» **Exercise description**
Give every line below again, exactly.

▶

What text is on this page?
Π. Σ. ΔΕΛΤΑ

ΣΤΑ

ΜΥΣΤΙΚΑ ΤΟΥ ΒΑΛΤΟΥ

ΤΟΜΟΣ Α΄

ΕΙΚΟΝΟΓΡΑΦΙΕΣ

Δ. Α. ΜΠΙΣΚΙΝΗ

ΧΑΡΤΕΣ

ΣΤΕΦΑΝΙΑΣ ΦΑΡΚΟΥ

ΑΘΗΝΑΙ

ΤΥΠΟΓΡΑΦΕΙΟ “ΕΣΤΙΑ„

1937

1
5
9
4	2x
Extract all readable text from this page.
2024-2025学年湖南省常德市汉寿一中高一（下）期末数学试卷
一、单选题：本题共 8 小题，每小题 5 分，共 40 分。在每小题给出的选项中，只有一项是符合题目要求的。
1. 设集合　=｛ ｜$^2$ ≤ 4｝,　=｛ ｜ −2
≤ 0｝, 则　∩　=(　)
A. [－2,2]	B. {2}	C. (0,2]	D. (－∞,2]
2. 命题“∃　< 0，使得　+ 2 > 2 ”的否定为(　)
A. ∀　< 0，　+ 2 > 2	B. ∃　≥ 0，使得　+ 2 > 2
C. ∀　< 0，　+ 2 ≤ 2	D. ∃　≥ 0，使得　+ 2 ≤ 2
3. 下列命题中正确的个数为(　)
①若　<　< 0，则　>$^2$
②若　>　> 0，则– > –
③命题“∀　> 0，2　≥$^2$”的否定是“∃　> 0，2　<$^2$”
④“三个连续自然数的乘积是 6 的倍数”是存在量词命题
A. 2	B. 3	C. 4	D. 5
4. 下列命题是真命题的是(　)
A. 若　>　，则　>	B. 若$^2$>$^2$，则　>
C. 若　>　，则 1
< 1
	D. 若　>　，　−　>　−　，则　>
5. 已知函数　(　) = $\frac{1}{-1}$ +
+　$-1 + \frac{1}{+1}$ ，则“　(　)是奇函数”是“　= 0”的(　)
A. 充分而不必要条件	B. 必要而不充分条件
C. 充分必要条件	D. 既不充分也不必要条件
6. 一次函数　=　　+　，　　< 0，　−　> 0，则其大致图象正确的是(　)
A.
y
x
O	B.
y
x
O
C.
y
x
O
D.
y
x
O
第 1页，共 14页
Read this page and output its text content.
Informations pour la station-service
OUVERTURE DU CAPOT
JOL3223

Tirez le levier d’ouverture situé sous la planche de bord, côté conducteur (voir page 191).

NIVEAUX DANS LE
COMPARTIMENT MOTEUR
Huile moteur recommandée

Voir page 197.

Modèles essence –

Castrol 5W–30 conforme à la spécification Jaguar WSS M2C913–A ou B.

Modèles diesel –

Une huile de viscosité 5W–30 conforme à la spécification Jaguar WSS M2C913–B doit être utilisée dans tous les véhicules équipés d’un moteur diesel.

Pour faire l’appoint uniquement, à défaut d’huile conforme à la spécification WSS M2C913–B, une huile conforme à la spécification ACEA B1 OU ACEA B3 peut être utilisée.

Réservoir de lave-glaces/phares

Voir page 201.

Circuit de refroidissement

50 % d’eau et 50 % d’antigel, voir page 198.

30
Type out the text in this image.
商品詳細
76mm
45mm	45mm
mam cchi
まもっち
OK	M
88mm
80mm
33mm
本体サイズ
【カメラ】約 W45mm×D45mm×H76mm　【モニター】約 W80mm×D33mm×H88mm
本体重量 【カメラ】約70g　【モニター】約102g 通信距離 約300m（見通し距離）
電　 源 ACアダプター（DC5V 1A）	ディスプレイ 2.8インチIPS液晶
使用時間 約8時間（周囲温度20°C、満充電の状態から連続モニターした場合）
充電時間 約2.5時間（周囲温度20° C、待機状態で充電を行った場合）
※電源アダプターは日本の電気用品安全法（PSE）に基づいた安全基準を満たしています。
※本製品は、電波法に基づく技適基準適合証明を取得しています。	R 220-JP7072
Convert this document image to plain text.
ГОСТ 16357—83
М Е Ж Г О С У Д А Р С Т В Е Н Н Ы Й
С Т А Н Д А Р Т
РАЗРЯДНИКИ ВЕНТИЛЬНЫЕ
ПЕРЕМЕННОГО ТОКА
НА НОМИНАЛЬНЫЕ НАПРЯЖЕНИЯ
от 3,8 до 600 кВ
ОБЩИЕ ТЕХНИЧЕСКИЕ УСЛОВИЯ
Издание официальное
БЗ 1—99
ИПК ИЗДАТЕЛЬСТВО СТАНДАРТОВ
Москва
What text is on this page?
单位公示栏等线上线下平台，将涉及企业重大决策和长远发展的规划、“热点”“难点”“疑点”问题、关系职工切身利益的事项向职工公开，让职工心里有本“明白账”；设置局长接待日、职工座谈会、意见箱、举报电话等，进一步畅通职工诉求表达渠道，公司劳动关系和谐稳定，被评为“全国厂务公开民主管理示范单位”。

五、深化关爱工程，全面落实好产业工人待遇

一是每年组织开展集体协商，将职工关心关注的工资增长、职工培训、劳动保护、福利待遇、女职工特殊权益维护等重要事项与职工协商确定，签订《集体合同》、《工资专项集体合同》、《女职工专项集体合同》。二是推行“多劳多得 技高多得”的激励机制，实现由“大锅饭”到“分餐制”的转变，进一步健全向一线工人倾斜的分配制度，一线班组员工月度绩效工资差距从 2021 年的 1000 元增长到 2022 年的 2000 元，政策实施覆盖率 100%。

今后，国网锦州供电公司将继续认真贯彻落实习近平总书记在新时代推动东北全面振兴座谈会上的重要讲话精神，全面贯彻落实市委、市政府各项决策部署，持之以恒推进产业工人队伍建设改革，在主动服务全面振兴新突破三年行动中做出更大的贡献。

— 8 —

◀

» **Solution to this task**
What text is on this page?
Π. Σ. ΔΕΛΤΑ

ΣΤΑ

ΜΥΣΤΙΚΑ ΤΟΥ ΒΑΛΤΟΥ

ΤΟΜΟΣ Α΄

ΕΙΚΟΝΟΓΡΑΦΙΕΣ

Δ. Α. ΜΠΙΣΚΙΝΗ

ΧΑΡΤΕΣ

ΣΤΕΦΑΝΙΑΣ ΦΑΡΚΟΥ

ΑΘΗΝΑΙ

ΤΥΠΟΓΡΑΦΕΙΟ “ΕΣΤΙΑ„

1937

1
5
9
4	2x
Extract all readable text from this page.
2024-2025学年湖南省常德市汉寿一中高一（下）期末数学试卷
一、单选题：本题共 8 小题，每小题 5 分，共 40 分。在每小题给出的选项中，只有一项是符合题目要求的。
1. 设集合　=｛ ｜$^2$ ≤ 4｝,　=｛ ｜ −2
≤ 0｝, 则　∩　=(　)
A. [－2,2]	B. {2}	C. (0,2]	D. (－∞,2]
2. 命题“∃　< 0，使得　+ 2 > 2 ”的否定为(　)
A. ∀　< 0，　+ 2 > 2	B. ∃　≥ 0，使得　+ 2 > 2
C. ∀　< 0，　+ 2 ≤ 2	D. ∃　≥ 0，使得　+ 2 ≤ 2
3. 下列命题中正确的个数为(　)
①若　<　< 0，则　>$^2$
②若　>　> 0，则– > –
③命题“∀　> 0，2　≥$^2$”的否定是“∃　> 0，2　<$^2$”
④“三个连续自然数的乘积是 6 的倍数”是存在量词命题
A. 2	B. 3	C. 4	D. 5
4. 下列命题是真命题的是(　)
A. 若　>　，则　>	B. 若$^2$>$^2$，则　>
C. 若　>　，则 1
< 1
	D. 若　>　，　−　>　−　，则　>
5. 已知函数　(　) = $\frac{1}{-1}$ +
+　$-1 + \frac{1}{+1}$ ，则“　(　)是奇函数”是“　= 0”的(　)
A. 充分而不必要条件	B. 必要而不充分条件
C. 充分必要条件	D. 既不充分也不必要条件
6. 一次函数　=　　+　，　　< 0，　−　> 0，则其大致图象正确的是(　)
A.
y
x
O	B.
y
x
O
C.
y
x
O
D.
y
x
O
第 1页，共 14页
Read this page and output its text content.
Informations pour la station-service
OUVERTURE DU CAPOT
JOL3223

Tirez le levier d’ouverture situé sous la planche de bord, côté conducteur (voir page 191).

NIVEAUX DANS LE
COMPARTIMENT MOTEUR
Huile moteur recommandée

Voir page 197.

Modèles essence –

Castrol 5W–30 conforme à la spécification Jaguar WSS M2C913–A ou B.

Modèles diesel –

Une huile de viscosité 5W–30 conforme à la spécification Jaguar WSS M2C913–B doit être utilisée dans tous les véhicules équipés d’un moteur diesel.

Pour faire l’appoint uniquement, à défaut d’huile conforme à la spécification WSS M2C913–B, une huile conforme à la spécification ACEA B1 OU ACEA B3 peut être utilisée.

Réservoir de lave-glaces/phares

Voir page 201.

Circuit de refroidissement

50 % d’eau et 50 % d’antigel, voir page 198.

30
Type out the text in this image.
商品詳細
76mm
45mm	45mm
mam cchi
まもっち
OK	M
88mm
80mm
33mm
本体サイズ
【カメラ】約 W45mm×D45mm×H76mm　【モニター】約 W80mm×D33mm×H88mm
本体重量 【カメラ】約70g　【モニター】約102g 通信距離 約300m（見通し距離）
電　 源 ACアダプター（DC5V 1A）	ディスプレイ 2.8インチIPS液晶
使用時間 約8時間（周囲温度20°C、満充電の状態から連続モニターした場合）
充電時間 約2.5時間（周囲温度20° C、待機状態で充電を行った場合）
※電源アダプターは日本の電気用品安全法（PSE）に基づいた安全基準を満たしています。
※本製品は、電波法に基づく技適基準適合証明を取得しています。	R 220-JP7072
Convert this document image to plain text.
ГОСТ 16357—83
М Е Ж Г О С У Д А Р С Т В Е Н Н Ы Й
С Т А Н Д А Р Т
РАЗРЯДНИКИ ВЕНТИЛЬНЫЕ
ПЕРЕМЕННОГО ТОКА
НА НОМИНАЛЬНЫЕ НАПРЯЖЕНИЯ
от 3,8 до 600 кВ
ОБЩИЕ ТЕХНИЧЕСКИЕ УСЛОВИЯ
Издание официальное
БЗ 1—99
ИПК ИЗДАТЕЛЬСТВО СТАНДАРТОВ
Москва
What text is on this page?
单位公示栏等线上线下平台，将涉及企业重大决策和长远发展的规划、“热点”“难点”“疑点”问题、关系职工切身利益的事项向职工公开，让职工心里有本“明白账”；设置局长接待日、职工座谈会、意见箱、举报电话等，进一步畅通职工诉求表达渠道，公司劳动关系和谐稳定，被评为“全国厂务公开民主管理示范单位”。

五、深化关爱工程，全面落实好产业工人待遇

一是每年组织开展集体协商，将职工关心关注的工资增长、职工培训、劳动保护、福利待遇、女职工特殊权益维护等重要事项与职工协商确定，签订《集体合同》、《工资专项集体合同》、《女职工专项集体合同》。二是推行“多劳多得 技高多得”的激励机制，实现由“大锅饭”到“分餐制”的转变，进一步健全向一线工人倾斜的分配制度，一线班组员工月度绩效工资差距从 2021 年的 1000 元增长到 2022 年的 2000 元，政策实施覆盖率 100%。

今后，国网锦州供电公司将继续认真贯彻落实习近平总书记在新时代推动东北全面振兴座谈会上的重要讲话精神，全面贯彻落实市委、市政府各项决策部署，持之以恒推进产业工人队伍建设改革，在主动服务全面振兴新突破三年行动中做出更大的贡献。

— 8 —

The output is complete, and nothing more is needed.